* [The task] Wherever a line holds the string "JSON", copy that line.

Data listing
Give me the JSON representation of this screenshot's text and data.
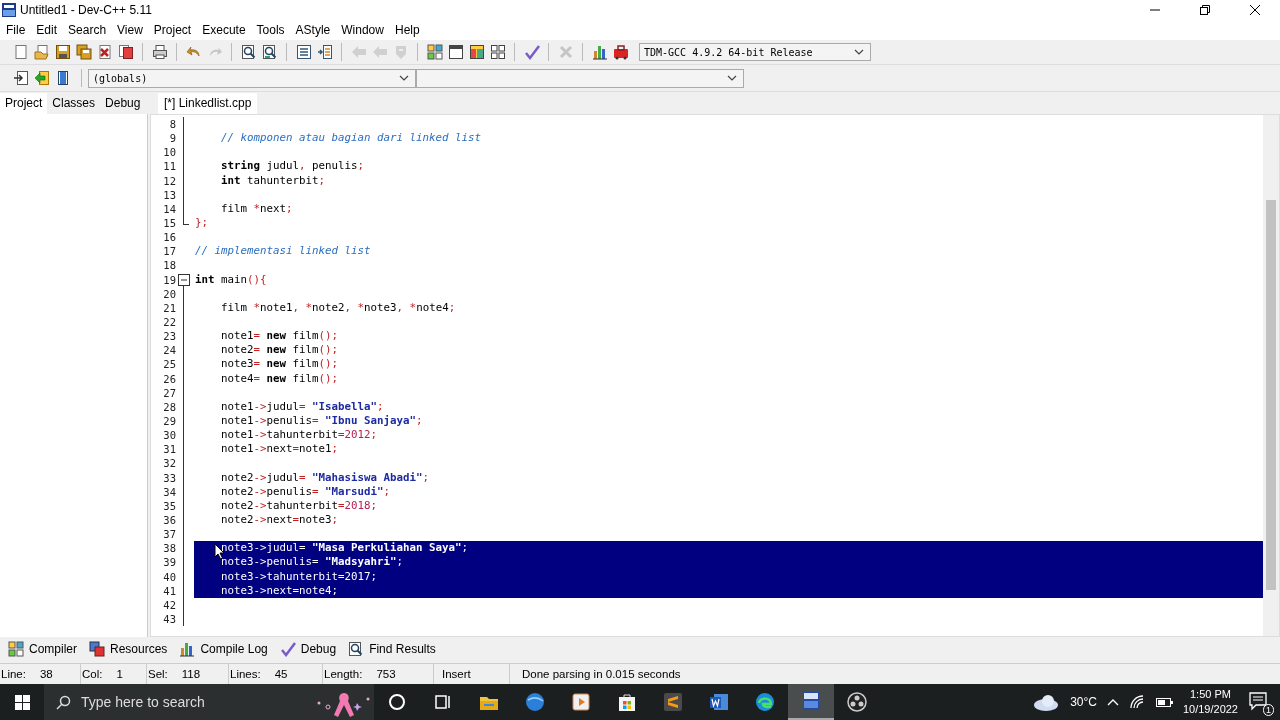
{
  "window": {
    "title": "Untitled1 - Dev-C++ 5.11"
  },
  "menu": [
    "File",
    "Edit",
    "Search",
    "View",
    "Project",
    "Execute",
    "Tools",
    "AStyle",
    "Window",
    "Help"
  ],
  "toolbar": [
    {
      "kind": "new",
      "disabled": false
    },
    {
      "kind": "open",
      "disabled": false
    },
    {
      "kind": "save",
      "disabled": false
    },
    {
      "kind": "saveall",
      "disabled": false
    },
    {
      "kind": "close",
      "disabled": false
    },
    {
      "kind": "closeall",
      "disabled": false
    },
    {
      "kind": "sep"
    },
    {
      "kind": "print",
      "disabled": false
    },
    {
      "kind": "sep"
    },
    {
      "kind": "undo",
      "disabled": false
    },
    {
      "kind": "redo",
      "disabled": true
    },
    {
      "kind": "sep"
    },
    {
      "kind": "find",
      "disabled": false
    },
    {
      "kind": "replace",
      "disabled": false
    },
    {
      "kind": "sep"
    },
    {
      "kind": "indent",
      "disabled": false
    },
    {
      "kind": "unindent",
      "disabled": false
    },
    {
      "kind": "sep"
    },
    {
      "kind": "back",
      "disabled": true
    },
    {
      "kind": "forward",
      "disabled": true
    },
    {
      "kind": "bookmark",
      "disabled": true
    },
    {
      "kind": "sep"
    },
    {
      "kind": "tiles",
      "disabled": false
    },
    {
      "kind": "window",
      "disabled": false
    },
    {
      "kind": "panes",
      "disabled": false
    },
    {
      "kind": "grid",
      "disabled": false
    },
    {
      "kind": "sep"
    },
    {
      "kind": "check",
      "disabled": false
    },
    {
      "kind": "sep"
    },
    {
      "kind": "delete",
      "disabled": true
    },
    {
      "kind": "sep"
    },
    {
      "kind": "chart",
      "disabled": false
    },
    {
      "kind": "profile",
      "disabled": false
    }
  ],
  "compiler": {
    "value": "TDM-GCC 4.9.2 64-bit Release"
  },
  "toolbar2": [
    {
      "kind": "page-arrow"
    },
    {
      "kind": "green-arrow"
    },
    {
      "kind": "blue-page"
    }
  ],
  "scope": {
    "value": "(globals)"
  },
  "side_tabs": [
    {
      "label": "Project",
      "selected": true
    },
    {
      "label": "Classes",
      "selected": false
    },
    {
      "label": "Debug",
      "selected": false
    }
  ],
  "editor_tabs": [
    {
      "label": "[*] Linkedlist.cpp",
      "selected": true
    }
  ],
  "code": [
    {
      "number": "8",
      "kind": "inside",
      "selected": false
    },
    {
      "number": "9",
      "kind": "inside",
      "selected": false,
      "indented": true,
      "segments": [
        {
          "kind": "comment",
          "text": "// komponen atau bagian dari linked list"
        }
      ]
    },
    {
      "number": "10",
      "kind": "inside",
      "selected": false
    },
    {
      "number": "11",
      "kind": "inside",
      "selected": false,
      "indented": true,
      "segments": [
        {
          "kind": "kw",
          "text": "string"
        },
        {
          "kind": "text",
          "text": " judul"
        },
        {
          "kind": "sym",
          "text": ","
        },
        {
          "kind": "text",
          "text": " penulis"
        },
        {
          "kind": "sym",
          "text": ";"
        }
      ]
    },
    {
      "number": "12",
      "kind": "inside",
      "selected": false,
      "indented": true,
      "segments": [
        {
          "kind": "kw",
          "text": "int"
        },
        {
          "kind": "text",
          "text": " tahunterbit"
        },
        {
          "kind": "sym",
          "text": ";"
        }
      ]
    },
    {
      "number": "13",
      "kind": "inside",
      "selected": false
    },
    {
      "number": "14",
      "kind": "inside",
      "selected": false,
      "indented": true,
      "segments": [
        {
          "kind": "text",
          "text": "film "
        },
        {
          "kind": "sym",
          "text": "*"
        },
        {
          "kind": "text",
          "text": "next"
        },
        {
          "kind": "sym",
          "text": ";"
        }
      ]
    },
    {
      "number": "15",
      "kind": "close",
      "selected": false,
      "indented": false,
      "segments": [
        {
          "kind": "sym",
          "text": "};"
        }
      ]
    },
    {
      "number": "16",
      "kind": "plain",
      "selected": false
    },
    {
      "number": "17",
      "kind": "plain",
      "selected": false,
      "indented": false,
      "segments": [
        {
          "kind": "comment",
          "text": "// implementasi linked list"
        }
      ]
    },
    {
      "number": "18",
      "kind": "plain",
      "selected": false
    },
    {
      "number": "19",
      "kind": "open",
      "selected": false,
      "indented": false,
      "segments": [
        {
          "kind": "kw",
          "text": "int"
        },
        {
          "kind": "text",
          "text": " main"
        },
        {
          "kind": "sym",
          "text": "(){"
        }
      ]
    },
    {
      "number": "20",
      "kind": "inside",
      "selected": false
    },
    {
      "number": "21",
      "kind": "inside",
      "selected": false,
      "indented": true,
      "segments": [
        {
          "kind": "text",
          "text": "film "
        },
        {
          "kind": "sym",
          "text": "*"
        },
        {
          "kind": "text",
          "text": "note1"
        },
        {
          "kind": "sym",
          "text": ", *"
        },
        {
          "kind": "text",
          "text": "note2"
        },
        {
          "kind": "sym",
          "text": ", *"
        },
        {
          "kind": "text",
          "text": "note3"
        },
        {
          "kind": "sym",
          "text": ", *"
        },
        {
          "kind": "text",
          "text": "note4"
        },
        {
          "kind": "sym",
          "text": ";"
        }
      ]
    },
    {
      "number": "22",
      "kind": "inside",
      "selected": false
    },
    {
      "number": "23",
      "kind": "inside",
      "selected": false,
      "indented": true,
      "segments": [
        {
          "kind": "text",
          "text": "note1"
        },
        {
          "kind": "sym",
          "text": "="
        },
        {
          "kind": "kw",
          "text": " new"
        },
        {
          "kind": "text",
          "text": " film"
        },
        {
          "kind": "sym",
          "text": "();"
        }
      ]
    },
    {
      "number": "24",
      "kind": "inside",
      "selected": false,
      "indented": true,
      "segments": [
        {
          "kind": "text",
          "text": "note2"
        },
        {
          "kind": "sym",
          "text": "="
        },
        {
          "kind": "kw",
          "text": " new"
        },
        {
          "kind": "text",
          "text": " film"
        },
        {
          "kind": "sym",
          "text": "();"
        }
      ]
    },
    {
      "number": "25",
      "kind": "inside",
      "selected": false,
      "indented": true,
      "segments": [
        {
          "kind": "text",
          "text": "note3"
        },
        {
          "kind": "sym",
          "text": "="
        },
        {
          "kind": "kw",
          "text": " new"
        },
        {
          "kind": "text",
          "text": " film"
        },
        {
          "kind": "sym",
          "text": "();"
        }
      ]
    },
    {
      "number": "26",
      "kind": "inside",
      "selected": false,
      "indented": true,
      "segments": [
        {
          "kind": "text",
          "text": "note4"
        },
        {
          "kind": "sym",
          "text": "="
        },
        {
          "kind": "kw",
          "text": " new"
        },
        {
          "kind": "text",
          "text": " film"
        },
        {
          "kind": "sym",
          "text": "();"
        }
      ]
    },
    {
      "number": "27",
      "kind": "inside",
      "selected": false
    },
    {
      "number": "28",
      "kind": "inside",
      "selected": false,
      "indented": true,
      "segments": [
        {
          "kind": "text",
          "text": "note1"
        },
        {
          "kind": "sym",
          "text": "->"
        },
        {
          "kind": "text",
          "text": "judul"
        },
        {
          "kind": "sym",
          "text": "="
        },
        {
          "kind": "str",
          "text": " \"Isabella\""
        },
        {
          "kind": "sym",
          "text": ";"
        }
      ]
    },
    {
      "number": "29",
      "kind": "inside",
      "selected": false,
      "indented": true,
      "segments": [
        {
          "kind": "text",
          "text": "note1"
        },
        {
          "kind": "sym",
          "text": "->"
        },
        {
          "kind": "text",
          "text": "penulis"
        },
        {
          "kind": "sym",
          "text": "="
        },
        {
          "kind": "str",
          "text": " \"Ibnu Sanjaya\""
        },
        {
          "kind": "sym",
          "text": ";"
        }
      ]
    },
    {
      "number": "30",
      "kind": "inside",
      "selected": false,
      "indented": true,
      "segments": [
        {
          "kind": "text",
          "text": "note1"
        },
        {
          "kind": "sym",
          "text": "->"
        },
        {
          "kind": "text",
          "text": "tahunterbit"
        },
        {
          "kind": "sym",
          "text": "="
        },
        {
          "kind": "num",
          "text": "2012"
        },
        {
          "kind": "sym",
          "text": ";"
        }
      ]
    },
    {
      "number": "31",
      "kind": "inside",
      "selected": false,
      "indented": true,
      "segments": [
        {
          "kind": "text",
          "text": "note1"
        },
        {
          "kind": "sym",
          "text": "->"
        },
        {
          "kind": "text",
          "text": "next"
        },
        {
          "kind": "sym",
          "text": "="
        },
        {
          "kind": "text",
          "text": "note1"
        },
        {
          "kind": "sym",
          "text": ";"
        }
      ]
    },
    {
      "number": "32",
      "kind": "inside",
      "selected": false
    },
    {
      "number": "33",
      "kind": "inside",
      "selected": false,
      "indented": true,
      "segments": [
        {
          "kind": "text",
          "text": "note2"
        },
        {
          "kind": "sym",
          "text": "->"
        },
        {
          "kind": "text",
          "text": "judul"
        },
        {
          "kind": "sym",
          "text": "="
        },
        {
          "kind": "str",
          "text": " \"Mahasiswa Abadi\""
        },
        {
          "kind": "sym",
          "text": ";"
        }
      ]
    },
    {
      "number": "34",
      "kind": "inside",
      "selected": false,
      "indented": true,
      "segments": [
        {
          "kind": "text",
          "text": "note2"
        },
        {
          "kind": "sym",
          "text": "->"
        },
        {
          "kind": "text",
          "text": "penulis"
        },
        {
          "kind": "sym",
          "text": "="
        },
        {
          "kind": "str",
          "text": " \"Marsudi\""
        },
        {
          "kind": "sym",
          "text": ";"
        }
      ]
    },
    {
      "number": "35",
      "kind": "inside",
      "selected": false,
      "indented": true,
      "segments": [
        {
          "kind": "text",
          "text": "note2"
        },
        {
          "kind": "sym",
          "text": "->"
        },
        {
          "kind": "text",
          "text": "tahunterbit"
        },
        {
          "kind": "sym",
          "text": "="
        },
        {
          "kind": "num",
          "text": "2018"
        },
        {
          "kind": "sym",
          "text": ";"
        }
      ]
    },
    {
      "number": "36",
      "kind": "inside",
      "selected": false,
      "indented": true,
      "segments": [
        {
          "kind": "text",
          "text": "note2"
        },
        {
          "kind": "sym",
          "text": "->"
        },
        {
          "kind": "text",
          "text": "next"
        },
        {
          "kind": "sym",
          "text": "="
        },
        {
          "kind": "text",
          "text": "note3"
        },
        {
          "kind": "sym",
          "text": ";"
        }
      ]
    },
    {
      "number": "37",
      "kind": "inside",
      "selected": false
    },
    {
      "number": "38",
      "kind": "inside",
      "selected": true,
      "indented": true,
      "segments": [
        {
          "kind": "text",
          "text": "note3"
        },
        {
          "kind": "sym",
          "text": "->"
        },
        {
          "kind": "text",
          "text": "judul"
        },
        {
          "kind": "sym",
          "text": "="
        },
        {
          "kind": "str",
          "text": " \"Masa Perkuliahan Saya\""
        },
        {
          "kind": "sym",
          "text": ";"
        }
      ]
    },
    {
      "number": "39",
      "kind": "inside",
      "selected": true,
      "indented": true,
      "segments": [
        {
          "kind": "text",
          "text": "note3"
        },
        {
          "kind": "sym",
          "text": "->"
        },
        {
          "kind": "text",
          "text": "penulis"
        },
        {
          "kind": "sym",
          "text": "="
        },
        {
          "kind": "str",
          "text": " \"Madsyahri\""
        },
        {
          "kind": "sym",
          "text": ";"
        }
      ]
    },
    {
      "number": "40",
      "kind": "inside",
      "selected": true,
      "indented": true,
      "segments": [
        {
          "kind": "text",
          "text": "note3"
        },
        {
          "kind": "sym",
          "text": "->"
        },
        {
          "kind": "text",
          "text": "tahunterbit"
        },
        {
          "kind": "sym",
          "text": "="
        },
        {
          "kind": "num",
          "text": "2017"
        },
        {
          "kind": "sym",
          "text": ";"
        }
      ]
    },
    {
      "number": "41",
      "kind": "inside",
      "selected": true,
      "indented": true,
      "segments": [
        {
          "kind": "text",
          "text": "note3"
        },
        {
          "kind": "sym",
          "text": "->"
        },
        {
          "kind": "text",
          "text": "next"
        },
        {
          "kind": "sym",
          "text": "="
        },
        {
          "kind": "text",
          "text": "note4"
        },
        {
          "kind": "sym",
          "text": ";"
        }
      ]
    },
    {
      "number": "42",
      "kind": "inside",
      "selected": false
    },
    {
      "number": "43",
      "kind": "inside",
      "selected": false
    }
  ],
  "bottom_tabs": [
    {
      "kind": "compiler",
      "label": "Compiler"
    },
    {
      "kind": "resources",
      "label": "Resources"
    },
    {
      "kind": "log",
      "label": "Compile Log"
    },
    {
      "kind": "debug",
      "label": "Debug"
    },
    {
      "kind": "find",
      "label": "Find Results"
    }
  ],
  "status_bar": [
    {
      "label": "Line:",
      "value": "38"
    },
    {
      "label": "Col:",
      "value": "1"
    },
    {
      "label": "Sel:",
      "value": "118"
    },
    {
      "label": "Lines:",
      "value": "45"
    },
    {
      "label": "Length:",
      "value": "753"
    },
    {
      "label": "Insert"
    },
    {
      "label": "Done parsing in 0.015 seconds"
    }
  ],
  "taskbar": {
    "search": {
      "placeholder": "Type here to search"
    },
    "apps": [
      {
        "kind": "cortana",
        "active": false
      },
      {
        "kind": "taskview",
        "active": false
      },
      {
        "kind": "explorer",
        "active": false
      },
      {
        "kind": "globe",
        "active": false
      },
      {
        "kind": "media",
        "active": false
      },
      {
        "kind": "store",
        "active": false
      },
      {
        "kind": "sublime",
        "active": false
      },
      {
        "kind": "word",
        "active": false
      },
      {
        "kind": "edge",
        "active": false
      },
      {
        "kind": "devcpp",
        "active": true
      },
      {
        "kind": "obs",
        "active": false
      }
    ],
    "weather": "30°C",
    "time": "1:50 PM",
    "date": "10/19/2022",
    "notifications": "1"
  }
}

---

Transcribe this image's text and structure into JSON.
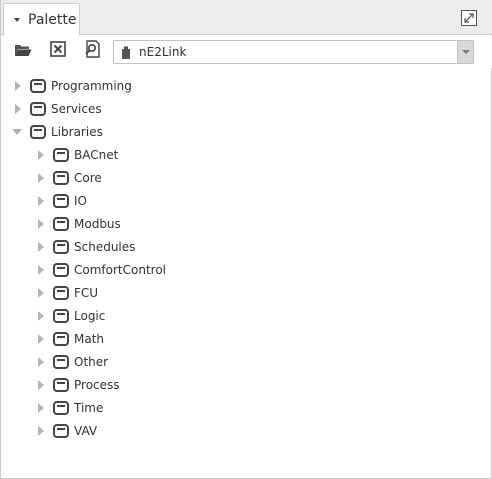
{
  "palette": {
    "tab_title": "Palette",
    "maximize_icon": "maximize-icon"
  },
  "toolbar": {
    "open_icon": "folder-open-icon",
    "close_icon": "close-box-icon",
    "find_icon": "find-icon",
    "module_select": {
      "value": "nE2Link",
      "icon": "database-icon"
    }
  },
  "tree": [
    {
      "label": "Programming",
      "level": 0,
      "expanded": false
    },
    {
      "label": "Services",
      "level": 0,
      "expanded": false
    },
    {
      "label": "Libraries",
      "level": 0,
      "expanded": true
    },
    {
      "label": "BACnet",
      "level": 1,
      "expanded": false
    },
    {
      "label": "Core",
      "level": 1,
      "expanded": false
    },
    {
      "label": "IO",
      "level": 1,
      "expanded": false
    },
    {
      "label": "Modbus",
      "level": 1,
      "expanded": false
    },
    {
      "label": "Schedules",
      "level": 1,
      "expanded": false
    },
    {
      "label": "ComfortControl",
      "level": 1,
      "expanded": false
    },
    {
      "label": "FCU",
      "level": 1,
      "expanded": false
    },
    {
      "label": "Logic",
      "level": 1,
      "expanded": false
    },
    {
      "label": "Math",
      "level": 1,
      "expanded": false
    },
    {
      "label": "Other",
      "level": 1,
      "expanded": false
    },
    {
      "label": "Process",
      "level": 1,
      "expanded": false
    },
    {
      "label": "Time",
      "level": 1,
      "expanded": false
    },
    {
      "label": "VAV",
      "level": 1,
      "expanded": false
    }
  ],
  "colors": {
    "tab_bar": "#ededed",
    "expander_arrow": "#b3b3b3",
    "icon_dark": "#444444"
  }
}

* [Output]
Give me the JSON representation of this screenshot's text and data.
Transcribe this image's text and structure into JSON.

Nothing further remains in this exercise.